__Material supplied__

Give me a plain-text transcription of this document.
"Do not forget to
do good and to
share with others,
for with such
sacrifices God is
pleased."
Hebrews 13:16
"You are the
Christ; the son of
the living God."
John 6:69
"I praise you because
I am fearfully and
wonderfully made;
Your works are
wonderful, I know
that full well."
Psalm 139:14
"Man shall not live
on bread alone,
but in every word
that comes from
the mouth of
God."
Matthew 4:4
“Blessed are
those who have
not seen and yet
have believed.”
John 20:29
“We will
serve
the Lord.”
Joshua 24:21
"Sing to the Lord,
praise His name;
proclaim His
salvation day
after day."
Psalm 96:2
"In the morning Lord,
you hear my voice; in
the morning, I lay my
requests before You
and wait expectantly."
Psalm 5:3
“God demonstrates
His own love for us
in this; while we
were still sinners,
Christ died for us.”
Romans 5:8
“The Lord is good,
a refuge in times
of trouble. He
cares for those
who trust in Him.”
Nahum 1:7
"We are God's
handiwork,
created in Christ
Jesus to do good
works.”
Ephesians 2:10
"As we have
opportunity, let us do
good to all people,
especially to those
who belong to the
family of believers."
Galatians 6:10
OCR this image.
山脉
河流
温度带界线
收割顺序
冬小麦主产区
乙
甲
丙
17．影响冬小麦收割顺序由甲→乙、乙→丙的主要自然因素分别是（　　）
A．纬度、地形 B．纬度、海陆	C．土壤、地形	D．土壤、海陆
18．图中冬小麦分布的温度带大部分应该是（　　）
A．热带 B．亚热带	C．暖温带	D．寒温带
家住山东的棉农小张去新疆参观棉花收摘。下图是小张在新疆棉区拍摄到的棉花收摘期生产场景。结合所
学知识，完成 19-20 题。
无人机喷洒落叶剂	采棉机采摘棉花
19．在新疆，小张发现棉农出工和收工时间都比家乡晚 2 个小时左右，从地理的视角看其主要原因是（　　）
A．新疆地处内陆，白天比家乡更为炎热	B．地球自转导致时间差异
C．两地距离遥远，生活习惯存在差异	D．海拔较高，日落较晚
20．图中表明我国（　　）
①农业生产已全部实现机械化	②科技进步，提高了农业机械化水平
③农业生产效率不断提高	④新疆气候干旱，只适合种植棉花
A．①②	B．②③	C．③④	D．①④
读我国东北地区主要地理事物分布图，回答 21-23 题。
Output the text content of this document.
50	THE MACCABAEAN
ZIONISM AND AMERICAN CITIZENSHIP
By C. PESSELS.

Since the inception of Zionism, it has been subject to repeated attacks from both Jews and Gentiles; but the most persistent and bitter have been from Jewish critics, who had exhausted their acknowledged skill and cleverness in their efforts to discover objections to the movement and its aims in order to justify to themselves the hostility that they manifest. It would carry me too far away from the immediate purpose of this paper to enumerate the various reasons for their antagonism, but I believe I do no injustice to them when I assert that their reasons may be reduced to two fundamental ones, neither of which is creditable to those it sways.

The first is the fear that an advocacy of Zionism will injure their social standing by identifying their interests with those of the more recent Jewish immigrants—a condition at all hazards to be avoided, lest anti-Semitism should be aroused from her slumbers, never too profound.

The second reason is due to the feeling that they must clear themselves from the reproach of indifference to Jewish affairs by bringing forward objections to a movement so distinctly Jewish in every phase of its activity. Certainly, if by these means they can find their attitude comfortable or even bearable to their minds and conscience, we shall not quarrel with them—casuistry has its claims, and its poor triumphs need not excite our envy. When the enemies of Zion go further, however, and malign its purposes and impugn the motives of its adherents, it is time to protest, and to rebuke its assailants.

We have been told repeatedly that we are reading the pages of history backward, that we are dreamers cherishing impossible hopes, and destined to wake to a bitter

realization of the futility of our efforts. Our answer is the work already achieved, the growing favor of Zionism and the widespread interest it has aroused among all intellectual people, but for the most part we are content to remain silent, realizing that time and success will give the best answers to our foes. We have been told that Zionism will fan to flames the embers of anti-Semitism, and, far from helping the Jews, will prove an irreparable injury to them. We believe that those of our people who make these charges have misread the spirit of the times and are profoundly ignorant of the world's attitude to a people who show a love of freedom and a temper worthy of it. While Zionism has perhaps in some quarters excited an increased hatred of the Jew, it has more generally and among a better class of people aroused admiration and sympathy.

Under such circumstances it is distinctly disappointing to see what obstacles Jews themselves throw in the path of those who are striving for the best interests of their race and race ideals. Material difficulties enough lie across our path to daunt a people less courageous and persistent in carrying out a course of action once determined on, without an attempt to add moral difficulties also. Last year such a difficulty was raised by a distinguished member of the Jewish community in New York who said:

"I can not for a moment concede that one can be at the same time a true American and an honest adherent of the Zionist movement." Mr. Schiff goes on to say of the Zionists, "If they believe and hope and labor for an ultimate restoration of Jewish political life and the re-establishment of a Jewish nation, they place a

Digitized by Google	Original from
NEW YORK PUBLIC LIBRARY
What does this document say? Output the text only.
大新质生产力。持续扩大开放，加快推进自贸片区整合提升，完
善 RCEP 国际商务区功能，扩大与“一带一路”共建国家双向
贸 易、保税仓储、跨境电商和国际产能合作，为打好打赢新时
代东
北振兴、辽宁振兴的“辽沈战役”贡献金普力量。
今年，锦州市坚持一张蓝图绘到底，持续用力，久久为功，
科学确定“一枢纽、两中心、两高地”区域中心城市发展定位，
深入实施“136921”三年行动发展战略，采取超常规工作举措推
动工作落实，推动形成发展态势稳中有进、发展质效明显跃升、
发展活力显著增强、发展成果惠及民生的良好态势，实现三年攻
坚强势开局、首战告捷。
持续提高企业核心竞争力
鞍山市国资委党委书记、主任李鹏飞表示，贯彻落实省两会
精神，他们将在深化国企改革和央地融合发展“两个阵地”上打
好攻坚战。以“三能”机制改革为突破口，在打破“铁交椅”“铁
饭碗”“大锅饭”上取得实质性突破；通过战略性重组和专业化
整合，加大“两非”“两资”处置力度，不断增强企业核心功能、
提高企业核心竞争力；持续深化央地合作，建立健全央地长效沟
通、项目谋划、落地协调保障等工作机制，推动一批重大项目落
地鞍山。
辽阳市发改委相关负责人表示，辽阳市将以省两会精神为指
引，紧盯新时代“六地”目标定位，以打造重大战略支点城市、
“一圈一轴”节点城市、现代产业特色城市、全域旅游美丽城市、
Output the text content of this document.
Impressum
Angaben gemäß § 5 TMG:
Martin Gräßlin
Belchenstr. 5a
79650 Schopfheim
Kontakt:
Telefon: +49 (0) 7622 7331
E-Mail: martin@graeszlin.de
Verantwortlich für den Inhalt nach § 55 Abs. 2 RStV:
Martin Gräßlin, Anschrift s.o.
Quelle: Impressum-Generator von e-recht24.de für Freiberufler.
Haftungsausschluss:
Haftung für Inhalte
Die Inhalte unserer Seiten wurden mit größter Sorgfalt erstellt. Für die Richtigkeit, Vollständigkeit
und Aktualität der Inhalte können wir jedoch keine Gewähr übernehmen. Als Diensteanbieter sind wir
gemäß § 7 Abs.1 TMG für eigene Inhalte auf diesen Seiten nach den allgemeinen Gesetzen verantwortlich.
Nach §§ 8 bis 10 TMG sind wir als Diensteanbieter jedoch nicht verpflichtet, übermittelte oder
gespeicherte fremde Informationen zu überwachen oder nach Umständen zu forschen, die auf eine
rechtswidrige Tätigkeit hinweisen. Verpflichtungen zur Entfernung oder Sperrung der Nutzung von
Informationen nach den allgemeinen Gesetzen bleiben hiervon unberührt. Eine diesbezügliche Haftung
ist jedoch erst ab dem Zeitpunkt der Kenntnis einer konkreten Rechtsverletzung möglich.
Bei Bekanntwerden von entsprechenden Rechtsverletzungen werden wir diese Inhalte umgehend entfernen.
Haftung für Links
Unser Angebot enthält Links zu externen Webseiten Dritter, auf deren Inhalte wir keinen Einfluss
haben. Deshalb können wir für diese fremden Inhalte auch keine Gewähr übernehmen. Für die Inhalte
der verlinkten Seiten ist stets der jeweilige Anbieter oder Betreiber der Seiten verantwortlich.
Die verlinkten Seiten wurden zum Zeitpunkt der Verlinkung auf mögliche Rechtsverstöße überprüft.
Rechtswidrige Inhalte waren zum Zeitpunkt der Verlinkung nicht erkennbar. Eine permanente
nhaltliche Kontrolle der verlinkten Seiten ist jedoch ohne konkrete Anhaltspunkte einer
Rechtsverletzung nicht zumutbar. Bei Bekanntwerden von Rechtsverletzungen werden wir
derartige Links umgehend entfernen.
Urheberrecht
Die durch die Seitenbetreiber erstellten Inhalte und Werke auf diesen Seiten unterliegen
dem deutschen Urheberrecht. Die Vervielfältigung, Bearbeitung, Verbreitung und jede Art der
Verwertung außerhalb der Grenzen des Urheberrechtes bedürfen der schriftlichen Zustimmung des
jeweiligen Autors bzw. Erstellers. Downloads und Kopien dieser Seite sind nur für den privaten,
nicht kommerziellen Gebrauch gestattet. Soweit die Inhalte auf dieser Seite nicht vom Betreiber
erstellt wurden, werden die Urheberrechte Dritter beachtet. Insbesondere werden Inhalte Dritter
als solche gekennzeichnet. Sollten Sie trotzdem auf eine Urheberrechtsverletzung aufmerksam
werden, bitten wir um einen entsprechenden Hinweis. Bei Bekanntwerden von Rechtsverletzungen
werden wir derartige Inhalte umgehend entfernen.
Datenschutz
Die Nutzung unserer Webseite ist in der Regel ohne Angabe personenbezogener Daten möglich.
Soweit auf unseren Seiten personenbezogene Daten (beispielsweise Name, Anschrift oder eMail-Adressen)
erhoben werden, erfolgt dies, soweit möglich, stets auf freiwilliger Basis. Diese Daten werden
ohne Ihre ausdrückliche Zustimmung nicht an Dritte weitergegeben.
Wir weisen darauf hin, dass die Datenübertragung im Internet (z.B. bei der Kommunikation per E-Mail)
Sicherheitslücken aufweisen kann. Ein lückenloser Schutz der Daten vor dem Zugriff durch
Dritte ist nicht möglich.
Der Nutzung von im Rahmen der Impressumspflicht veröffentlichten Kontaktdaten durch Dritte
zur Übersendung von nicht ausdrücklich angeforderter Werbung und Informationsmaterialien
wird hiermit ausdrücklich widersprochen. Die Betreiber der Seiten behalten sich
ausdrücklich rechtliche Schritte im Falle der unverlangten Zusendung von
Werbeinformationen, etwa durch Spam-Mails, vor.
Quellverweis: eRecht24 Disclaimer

__Stated task__
Scan the material and collect every line that contains "sind".

__Solution below__
und Aktualität der Inhalte können wir jedoch keine Gewähr übernehmen. Als Diensteanbieter sind wir
Nach §§ 8 bis 10 TMG sind wir als Diensteanbieter jedoch nicht verpflichtet, übermittelte oder
jeweiligen Autors bzw. Erstellers. Downloads und Kopien dieser Seite sind nur für den privaten,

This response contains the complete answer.